Go through the material below and copy all lines with "data".

[Begin Available records]

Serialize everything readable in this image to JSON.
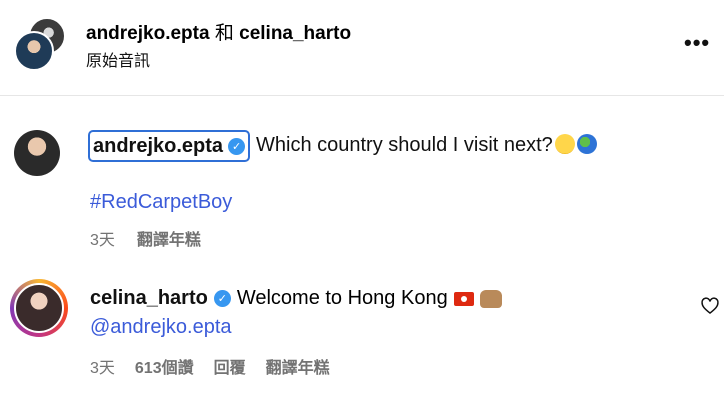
{
  "header": {
    "user1": "andrejko.epta",
    "connector": "和",
    "user2": "celina_harto",
    "subtitle": "原始音訊",
    "more_label": "•••"
  },
  "post": {
    "username": "andrejko.epta",
    "verified": true,
    "caption": "Which country should I visit next?",
    "caption_emojis": [
      "zany-face-emoji",
      "globe-emoji"
    ],
    "hashtag": "#RedCarpetBoy",
    "time": "3天",
    "translate": "翻譯年糕"
  },
  "comment": {
    "username": "celina_harto",
    "verified": true,
    "text": "Welcome to Hong Kong",
    "emojis": [
      "hong-kong-flag-emoji",
      "raising-hands-emoji"
    ],
    "mention": "@andrejko.epta",
    "time": "3天",
    "likes": "613個讚",
    "reply": "回覆",
    "translate": "翻譯年糕"
  },
  "colors": {
    "link": "#3b5bd9",
    "verified": "#3797f0",
    "focus": "#2f6fd6",
    "meta": "#737373"
  }
}
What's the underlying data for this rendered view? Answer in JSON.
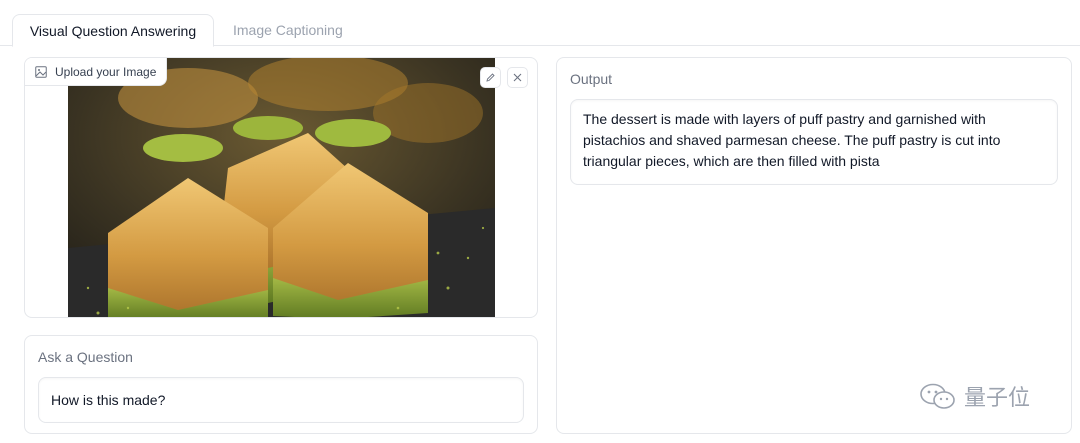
{
  "tabs": [
    {
      "label": "Visual Question Answering",
      "active": true
    },
    {
      "label": "Image Captioning",
      "active": false
    }
  ],
  "image_panel": {
    "label": "Upload your Image",
    "edit_icon": "pencil-icon",
    "clear_icon": "close-icon"
  },
  "question_panel": {
    "label": "Ask a Question",
    "value": "How is this made?"
  },
  "output_panel": {
    "label": "Output",
    "text": "The dessert is made with layers of puff pastry and garnished with pistachios and shaved parmesan cheese. The puff pastry is cut into triangular pieces, which are then filled with pista"
  },
  "watermark": {
    "text": "量子位",
    "icon": "wechat-icon"
  },
  "colors": {
    "border": "#e5e7eb",
    "muted_text": "#6b7280",
    "pastry": "#d9a54a",
    "pistachio": "#8aa834",
    "slate": "#2b2b2b"
  }
}
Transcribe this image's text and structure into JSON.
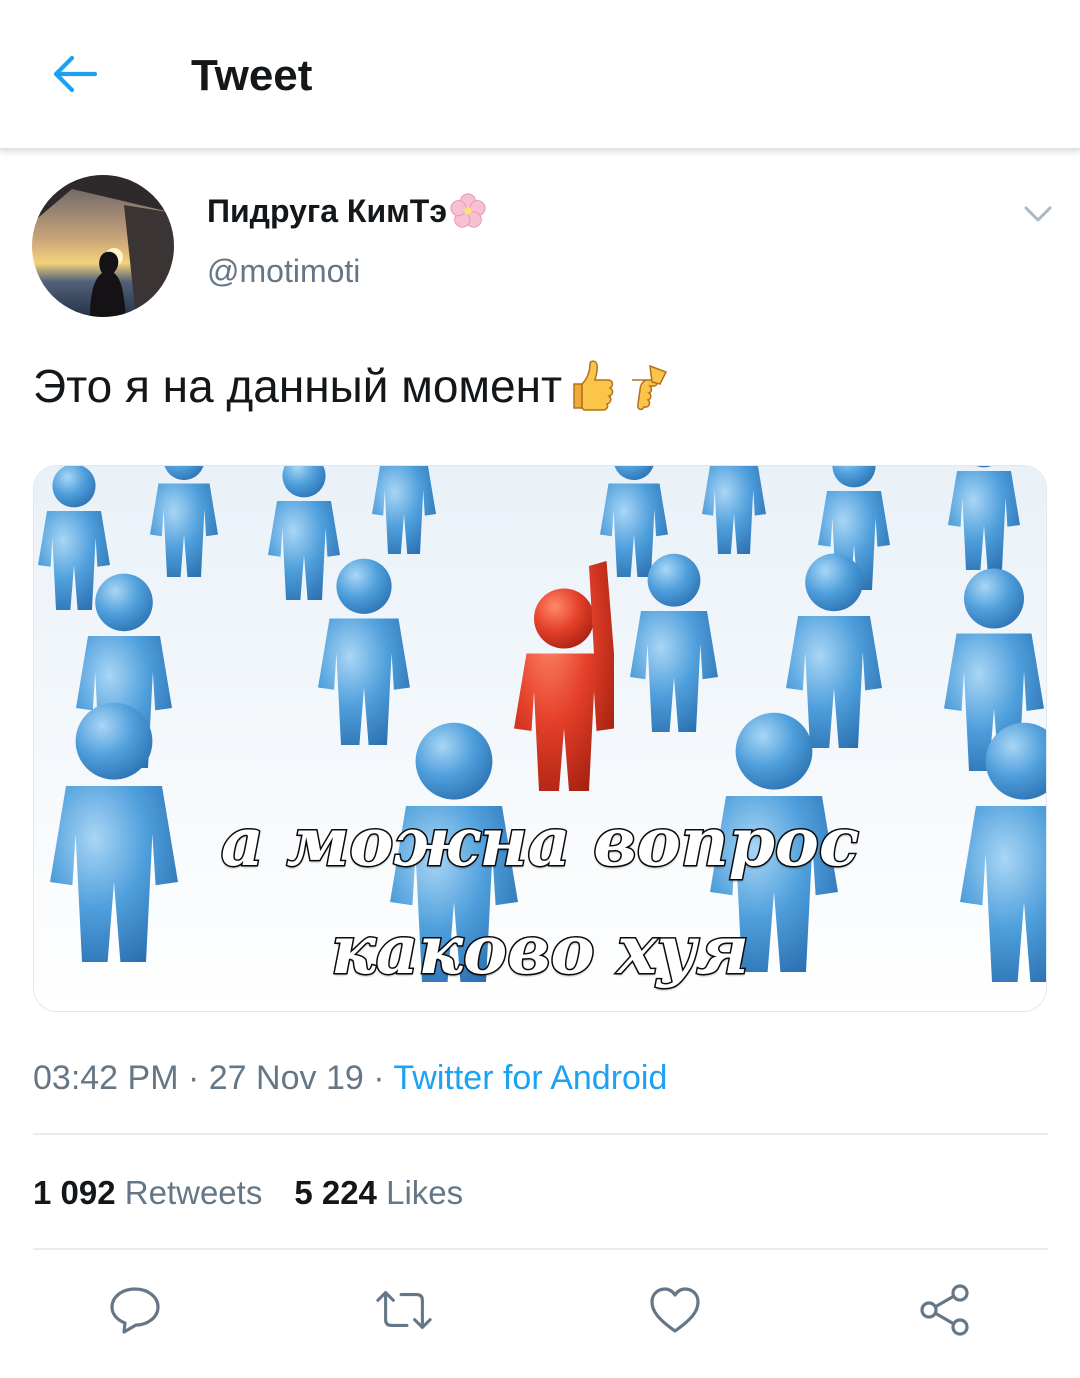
{
  "header": {
    "title": "Tweet",
    "back_icon": "arrow-left-icon"
  },
  "tweet": {
    "author_name": "Пидруга КимТэ",
    "handle": "@motimoti",
    "text": "Это я на данный момент",
    "text_emojis": [
      "thumbs-up-emoji",
      "backhand-index-pointing-left-emoji"
    ],
    "media": {
      "caption_line1": "а можна вопрос",
      "caption_line2": "каково хуя"
    },
    "time": "03:42 PM",
    "date": "27 Nov 19",
    "separator": "·",
    "source": "Twitter for Android",
    "retweets_count": "1 092",
    "retweets_label": "Retweets",
    "likes_count": "5 224",
    "likes_label": "Likes"
  },
  "actions": [
    "reply-icon",
    "retweet-icon",
    "like-icon",
    "share-icon"
  ],
  "colors": {
    "accent": "#1da1f2",
    "secondary_text": "#657786",
    "primary_text": "#14171a",
    "divider": "#e6ecf0"
  }
}
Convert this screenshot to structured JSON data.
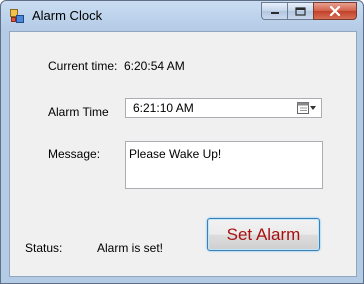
{
  "window": {
    "title": "Alarm Clock",
    "icon": "application-icon"
  },
  "caption": {
    "minimize_icon": "minimize-icon",
    "maximize_icon": "maximize-icon",
    "close_icon": "close-icon"
  },
  "form": {
    "current_time_label": "Current time:",
    "current_time_value": "6:20:54 AM",
    "alarm_time_label": "Alarm Time",
    "alarm_time_value": "6:21:10 AM",
    "message_label": "Message:",
    "message_value": "Please Wake Up!",
    "status_label": "Status:",
    "status_value": "Alarm is set!",
    "set_alarm_button": "Set Alarm"
  },
  "colors": {
    "button_text": "#a81010",
    "title_bar": "#b4cbe6",
    "close_button": "#c2412a"
  }
}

[End Available records]

• Solution below:
What's the underlying data for this rendered view? Answer in JSON.
Convert this screenshot to structured JSON data.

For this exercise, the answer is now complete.